* [WHAT YOU NEED TO DO] Filter the listing below, copying every line in which the word "screenshot" appears.

* [RECORD EXCERPTS]
----------

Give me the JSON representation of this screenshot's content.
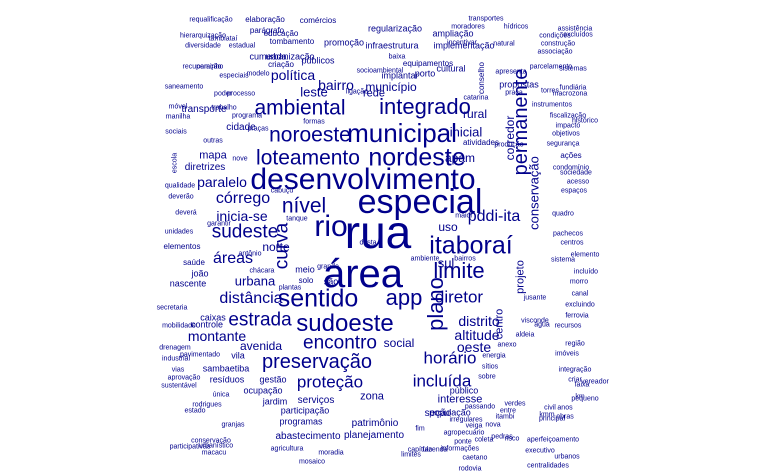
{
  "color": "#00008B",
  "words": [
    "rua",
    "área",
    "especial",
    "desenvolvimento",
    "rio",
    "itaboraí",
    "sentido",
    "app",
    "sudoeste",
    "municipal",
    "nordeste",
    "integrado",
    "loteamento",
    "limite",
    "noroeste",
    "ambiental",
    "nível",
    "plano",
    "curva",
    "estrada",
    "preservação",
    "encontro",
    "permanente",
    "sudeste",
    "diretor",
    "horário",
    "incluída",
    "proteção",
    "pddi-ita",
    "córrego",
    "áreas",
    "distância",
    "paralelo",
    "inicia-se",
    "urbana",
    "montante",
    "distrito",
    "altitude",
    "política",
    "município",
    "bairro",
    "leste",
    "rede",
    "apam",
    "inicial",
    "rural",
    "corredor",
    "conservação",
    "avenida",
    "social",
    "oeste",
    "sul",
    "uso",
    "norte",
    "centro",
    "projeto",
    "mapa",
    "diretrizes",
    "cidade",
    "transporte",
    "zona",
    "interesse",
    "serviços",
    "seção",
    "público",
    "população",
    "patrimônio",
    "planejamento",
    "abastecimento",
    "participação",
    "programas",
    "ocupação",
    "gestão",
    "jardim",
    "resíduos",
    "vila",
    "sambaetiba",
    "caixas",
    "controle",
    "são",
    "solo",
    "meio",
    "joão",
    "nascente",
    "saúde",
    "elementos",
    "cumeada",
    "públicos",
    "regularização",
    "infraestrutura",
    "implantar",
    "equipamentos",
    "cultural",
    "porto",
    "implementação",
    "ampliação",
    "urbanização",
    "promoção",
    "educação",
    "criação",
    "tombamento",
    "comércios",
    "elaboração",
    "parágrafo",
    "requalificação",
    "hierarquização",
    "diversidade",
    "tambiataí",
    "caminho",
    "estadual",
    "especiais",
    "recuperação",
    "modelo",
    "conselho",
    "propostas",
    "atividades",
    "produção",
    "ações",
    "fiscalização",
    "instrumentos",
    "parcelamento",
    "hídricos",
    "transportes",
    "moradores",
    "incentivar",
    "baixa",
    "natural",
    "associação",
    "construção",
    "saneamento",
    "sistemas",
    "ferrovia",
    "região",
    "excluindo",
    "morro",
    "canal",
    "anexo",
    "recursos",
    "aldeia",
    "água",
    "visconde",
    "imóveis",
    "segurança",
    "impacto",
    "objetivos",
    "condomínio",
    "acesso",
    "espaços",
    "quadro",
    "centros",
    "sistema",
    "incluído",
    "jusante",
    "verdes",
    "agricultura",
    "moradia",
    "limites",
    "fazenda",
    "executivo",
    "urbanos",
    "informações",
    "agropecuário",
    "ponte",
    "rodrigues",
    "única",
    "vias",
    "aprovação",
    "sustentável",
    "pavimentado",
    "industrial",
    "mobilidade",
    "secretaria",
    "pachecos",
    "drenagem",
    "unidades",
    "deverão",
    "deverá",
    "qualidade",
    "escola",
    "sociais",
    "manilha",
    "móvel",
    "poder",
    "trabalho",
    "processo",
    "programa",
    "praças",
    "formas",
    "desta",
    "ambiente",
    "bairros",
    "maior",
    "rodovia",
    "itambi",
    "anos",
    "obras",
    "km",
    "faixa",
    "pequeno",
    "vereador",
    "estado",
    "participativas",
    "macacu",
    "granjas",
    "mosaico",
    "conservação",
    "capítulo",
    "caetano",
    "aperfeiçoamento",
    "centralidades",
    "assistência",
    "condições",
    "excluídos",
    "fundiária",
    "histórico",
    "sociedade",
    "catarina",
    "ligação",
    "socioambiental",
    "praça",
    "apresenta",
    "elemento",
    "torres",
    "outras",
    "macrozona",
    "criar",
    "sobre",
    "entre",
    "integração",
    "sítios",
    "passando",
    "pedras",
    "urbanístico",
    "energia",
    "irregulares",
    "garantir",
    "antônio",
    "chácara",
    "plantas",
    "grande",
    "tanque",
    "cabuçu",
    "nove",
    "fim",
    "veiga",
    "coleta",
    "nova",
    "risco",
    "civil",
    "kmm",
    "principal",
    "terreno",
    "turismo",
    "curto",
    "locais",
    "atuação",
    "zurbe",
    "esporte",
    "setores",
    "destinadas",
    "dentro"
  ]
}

----------

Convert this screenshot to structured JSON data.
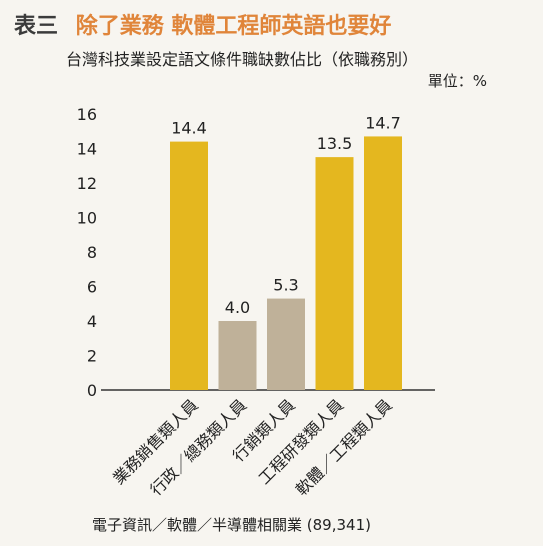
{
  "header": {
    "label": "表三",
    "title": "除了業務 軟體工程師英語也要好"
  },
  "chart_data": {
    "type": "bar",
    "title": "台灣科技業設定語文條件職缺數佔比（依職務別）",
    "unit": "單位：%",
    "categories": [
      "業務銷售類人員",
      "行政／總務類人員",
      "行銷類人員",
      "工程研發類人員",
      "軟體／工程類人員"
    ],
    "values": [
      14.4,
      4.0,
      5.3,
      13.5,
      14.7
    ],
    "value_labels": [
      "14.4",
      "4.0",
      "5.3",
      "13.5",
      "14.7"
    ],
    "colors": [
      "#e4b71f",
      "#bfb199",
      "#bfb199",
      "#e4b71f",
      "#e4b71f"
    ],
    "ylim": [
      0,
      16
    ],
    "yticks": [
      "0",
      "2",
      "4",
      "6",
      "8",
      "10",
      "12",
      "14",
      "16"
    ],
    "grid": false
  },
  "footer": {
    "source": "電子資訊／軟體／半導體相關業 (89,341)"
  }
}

----------

* [SOLUTION]
Give me the JSON representation of this screenshot's content.
Convert this screenshot to structured JSON data.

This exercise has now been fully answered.